» **What to produce**
Take every line from the material that has the word "frac" in it.

Data entries:
○ ○ ○ ○ ○

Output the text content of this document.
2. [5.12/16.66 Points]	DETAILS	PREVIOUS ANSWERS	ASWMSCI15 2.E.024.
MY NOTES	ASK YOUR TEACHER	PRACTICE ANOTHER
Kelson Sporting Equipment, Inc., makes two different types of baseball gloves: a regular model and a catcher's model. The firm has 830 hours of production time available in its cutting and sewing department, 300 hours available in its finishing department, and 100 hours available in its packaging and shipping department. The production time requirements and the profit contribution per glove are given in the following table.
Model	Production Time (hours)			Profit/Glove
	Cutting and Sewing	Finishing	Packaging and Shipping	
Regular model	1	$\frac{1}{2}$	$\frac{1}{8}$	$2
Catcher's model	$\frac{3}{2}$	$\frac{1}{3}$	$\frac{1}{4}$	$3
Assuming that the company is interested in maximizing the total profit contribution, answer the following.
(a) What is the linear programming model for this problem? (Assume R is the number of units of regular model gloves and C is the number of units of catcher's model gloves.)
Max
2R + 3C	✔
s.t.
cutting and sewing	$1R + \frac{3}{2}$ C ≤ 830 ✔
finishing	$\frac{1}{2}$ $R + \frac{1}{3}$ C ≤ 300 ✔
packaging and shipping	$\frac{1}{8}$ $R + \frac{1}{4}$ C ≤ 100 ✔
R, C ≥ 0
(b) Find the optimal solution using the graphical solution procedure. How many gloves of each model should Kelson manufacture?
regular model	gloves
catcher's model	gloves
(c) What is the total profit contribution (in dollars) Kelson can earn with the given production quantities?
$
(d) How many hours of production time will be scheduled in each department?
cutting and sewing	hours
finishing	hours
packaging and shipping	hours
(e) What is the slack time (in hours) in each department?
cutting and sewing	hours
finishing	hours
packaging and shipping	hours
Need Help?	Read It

○ ○ ○ ○ ○

» **Answer to this task**
Regular model	1	$\frac{1}{2}$	$\frac{1}{8}$	$2
Catcher's model	$\frac{3}{2}$	$\frac{1}{3}$	$\frac{1}{4}$	$3
cutting and sewing	$1R + \frac{3}{2}$ C ≤ 830 ✔
finishing	$\frac{1}{2}$ $R + \frac{1}{3}$ C ≤ 300 ✔
packaging and shipping	$\frac{1}{8}$ $R + \frac{1}{4}$ C ≤ 100 ✔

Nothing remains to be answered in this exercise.